## DIRECTIVE:
For the data below, work out how many lines include the string "Open" and report only the number.

>> Start

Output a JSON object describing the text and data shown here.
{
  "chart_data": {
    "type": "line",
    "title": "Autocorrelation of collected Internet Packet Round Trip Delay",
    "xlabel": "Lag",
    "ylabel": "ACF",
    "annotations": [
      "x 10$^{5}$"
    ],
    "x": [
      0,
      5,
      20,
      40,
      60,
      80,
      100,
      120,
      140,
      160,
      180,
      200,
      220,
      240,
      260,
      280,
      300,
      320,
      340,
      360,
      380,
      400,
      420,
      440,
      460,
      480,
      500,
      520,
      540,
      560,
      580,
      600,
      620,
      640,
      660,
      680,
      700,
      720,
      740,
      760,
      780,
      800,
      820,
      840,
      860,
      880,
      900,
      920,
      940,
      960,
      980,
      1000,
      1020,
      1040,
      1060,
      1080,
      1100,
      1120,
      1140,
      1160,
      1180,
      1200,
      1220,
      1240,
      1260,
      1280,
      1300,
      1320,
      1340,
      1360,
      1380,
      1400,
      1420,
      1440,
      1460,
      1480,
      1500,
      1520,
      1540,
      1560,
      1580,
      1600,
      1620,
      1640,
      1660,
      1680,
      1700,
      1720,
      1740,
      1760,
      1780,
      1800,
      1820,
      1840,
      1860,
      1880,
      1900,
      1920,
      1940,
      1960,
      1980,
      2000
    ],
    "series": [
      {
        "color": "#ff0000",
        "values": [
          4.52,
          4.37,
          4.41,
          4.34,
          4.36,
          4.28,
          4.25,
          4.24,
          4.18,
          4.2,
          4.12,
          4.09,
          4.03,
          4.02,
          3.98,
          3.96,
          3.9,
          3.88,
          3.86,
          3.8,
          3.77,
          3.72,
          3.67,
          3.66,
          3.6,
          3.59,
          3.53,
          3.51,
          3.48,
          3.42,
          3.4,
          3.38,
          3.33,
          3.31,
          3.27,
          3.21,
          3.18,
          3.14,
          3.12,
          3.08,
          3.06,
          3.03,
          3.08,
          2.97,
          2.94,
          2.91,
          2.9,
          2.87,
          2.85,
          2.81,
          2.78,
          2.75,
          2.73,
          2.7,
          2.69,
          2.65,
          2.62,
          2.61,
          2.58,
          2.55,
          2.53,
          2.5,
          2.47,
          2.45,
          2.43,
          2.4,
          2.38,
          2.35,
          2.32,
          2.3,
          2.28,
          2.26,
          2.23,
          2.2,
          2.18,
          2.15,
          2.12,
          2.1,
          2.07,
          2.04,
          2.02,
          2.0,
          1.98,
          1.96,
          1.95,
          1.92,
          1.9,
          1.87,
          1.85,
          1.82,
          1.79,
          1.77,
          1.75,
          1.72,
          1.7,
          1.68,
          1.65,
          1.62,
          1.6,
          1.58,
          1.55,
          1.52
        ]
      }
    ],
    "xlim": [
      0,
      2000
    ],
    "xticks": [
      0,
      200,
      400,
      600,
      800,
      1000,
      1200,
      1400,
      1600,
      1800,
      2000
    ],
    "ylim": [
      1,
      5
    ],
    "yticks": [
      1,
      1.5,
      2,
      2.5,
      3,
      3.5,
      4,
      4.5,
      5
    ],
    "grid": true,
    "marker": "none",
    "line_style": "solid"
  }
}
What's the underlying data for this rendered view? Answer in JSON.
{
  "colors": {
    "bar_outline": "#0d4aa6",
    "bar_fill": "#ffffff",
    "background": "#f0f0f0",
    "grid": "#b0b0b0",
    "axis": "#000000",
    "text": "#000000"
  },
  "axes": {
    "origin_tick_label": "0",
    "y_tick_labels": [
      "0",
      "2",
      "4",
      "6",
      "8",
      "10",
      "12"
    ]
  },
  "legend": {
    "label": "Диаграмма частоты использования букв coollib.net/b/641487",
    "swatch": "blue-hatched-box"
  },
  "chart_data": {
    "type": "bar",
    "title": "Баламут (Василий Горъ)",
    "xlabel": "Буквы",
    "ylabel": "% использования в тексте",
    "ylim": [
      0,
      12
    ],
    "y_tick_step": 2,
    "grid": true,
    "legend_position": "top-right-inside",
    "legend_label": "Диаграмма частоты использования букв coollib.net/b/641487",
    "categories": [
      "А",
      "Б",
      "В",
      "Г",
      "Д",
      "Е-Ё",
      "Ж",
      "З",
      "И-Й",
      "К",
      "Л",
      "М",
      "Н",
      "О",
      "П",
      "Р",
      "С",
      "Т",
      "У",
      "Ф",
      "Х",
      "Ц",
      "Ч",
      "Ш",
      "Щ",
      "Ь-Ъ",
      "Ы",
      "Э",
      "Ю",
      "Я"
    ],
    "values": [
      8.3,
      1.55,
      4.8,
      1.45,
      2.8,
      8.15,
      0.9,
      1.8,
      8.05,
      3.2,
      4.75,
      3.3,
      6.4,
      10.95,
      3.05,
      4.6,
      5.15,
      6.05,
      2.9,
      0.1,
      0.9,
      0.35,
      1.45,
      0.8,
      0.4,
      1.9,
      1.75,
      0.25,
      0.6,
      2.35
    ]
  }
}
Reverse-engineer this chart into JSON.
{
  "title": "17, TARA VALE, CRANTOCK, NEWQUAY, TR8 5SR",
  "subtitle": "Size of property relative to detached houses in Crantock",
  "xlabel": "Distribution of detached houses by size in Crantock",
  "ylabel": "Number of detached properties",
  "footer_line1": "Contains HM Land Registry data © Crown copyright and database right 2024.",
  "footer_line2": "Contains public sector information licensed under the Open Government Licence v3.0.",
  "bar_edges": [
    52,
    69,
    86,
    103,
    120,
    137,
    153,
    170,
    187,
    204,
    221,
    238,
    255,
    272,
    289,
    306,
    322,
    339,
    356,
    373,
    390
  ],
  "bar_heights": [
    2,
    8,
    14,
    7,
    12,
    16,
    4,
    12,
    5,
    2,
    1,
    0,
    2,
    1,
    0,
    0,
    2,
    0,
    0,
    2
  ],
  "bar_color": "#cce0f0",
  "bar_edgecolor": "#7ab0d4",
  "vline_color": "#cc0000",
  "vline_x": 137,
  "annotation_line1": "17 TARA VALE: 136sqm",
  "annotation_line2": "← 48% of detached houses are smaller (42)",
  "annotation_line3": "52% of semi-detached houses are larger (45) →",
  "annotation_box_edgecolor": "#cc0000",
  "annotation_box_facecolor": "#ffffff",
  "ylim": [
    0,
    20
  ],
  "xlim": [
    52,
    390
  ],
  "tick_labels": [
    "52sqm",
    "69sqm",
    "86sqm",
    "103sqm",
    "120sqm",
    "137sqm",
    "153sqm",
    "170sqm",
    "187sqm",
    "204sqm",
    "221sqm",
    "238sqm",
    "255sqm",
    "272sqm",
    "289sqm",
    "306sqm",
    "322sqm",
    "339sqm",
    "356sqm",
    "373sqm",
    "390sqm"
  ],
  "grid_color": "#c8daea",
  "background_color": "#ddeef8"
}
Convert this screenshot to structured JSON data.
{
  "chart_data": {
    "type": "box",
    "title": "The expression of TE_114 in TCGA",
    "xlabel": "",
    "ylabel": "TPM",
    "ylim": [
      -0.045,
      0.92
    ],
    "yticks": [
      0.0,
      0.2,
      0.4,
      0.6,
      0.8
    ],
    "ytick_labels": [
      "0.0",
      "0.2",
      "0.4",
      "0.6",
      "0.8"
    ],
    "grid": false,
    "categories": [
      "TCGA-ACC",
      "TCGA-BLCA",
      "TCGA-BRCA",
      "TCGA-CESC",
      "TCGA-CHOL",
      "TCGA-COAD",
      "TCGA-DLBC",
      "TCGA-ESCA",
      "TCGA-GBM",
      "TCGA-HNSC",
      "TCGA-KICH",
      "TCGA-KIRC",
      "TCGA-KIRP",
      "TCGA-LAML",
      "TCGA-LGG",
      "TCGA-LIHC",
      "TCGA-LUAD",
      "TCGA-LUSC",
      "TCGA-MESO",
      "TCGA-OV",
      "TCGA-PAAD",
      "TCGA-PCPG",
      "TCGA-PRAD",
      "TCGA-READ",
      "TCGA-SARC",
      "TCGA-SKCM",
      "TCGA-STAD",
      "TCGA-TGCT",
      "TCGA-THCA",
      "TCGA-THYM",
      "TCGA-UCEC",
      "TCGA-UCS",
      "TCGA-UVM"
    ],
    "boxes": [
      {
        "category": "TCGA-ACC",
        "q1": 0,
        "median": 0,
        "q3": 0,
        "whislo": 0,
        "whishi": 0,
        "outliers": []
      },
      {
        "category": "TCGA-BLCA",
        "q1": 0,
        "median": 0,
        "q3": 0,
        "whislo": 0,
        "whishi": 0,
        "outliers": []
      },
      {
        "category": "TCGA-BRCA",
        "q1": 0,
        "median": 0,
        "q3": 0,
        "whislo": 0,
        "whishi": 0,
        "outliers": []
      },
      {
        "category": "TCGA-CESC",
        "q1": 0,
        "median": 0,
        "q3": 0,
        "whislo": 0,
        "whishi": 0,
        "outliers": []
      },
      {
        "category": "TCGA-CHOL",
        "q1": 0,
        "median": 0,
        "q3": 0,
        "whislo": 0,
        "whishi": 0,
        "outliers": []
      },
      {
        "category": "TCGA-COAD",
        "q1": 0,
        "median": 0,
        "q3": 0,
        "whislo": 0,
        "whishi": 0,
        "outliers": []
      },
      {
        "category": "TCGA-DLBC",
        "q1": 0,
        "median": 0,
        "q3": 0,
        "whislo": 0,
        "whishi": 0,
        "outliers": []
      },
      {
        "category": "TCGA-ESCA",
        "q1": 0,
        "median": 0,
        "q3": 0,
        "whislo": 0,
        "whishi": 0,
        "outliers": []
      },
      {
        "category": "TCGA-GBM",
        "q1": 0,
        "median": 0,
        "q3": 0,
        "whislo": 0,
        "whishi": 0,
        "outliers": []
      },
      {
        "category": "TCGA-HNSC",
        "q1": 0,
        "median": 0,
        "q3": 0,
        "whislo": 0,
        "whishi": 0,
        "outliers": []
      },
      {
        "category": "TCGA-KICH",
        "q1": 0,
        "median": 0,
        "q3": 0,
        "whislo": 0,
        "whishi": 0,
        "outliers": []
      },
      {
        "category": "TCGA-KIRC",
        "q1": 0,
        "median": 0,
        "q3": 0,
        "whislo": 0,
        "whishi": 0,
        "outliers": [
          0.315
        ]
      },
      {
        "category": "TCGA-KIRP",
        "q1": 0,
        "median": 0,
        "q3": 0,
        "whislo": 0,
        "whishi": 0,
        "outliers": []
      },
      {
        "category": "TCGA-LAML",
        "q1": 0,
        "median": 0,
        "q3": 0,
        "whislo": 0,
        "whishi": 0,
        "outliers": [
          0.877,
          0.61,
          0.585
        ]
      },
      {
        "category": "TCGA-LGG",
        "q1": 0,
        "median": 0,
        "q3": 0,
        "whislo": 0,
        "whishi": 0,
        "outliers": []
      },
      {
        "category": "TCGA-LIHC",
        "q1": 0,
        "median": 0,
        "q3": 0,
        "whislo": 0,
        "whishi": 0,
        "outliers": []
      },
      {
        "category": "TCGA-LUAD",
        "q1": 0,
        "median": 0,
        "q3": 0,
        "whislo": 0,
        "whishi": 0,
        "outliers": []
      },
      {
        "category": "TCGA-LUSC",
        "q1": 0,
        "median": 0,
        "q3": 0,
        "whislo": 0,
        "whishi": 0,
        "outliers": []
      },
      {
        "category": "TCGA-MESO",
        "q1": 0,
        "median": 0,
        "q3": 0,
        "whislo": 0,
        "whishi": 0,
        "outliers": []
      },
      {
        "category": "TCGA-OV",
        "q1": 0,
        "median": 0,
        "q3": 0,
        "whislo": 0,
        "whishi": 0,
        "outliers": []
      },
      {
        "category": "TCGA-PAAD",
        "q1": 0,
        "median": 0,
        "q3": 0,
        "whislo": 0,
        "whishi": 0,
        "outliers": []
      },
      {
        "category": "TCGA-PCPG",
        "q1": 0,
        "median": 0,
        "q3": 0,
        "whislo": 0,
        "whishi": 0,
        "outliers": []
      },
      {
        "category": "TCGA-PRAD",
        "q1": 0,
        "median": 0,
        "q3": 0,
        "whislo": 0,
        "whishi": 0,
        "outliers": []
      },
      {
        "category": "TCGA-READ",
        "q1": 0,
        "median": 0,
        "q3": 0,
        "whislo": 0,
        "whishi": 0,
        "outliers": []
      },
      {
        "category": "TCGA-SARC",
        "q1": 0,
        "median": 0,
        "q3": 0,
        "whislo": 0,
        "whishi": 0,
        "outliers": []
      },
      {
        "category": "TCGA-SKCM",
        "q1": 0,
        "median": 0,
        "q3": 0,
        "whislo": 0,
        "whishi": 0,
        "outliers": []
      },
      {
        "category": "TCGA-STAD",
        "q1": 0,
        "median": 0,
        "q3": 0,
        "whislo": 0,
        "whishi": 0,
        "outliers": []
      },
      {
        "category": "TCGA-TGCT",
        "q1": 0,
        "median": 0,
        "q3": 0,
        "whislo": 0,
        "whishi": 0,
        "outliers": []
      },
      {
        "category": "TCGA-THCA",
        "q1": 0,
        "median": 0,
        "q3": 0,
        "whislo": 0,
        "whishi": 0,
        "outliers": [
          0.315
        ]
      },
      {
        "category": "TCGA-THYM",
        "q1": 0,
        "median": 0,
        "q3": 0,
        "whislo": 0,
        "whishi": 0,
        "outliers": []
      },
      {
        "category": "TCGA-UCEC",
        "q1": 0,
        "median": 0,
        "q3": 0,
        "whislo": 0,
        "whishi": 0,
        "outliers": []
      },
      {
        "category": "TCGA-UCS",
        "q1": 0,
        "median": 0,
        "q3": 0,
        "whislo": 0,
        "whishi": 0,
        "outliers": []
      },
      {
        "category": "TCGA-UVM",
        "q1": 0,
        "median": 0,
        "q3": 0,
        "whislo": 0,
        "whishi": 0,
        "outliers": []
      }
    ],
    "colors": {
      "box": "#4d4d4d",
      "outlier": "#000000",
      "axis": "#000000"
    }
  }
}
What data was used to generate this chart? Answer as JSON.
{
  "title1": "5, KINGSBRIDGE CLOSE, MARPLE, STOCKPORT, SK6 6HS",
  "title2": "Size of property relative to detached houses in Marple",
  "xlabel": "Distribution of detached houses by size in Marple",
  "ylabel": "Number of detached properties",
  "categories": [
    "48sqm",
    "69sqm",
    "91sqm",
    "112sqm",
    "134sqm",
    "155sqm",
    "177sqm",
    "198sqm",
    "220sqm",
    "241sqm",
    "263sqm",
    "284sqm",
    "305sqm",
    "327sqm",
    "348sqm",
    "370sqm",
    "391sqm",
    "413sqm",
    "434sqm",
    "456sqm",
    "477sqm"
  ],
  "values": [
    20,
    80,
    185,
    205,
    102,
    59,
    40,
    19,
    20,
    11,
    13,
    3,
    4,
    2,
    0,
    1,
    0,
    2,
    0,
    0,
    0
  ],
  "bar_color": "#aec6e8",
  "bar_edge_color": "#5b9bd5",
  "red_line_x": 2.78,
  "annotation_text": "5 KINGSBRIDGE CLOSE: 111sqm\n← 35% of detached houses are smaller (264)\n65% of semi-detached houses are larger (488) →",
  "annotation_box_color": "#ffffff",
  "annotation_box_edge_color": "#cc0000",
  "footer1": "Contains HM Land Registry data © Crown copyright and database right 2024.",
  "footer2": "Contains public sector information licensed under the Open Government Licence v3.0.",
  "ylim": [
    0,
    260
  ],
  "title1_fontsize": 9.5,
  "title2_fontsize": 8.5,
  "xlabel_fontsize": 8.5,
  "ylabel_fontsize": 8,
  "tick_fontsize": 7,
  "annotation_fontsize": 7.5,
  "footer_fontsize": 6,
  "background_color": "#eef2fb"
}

>> End

## CORRECT RESULT:
2